**Set problem:** Filter the listing below, copying every line in which the word "subtitle" appears.

Records
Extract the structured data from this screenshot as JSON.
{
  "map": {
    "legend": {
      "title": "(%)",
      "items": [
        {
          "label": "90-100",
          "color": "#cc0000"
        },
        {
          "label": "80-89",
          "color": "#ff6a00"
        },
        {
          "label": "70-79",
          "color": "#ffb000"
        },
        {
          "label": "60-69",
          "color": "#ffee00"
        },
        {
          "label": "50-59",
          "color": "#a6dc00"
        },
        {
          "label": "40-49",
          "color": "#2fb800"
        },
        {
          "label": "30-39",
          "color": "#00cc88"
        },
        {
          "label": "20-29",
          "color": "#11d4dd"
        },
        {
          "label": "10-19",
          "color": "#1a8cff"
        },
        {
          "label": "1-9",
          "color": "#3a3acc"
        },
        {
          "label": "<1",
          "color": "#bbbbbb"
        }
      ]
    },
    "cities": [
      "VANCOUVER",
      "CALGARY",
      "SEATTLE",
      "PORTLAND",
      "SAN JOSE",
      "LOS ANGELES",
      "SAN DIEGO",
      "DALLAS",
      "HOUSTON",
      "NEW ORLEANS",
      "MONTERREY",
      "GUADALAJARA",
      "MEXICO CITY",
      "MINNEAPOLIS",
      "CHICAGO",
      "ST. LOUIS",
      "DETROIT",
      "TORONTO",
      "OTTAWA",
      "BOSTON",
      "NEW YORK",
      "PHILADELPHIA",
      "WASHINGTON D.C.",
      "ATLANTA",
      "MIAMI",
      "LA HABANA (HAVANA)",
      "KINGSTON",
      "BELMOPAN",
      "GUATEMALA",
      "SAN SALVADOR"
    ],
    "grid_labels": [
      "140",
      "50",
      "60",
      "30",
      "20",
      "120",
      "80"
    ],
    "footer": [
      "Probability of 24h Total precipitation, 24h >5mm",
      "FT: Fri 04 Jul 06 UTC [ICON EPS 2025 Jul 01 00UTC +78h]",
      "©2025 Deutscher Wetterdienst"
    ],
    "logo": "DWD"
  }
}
==
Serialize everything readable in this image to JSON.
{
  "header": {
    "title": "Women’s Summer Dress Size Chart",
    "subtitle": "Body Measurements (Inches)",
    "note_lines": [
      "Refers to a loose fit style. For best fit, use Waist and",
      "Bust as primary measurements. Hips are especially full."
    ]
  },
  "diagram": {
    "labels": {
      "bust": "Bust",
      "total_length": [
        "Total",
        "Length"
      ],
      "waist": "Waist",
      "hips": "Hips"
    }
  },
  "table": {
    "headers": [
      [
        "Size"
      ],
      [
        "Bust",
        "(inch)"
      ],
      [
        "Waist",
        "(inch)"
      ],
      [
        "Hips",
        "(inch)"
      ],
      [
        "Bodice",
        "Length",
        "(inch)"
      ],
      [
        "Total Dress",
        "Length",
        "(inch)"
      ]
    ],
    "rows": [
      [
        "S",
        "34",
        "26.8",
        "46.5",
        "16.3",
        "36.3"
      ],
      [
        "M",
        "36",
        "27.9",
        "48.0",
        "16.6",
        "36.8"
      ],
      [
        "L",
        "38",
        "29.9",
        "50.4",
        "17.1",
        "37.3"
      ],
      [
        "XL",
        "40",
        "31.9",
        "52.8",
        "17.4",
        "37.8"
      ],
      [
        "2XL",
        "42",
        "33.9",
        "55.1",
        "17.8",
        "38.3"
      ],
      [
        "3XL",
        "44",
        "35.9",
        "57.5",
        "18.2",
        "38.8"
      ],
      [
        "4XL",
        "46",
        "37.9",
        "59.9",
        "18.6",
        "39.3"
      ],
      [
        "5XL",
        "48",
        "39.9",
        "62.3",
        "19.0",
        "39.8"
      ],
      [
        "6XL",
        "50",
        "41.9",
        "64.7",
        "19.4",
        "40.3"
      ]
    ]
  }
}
==
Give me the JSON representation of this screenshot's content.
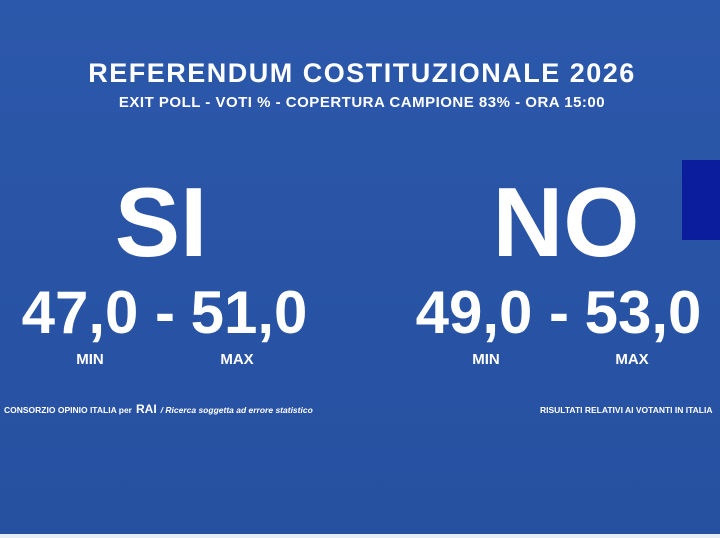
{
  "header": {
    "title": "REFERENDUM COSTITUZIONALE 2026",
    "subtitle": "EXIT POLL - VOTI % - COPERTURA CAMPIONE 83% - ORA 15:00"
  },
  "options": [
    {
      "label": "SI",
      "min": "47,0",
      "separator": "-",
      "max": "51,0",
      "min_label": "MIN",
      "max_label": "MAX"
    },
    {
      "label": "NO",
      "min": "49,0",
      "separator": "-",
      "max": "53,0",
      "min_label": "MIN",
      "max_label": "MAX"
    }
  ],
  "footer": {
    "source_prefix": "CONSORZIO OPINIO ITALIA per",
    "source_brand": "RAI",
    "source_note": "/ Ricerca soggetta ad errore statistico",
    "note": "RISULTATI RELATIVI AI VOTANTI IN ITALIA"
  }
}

**Response to the exercise:**
    "subtitle": "Body Measurements (Inches)",
    "subtitle": "EXIT POLL - VOTI % - COPERTURA CAMPIONE 83% - ORA 15:00"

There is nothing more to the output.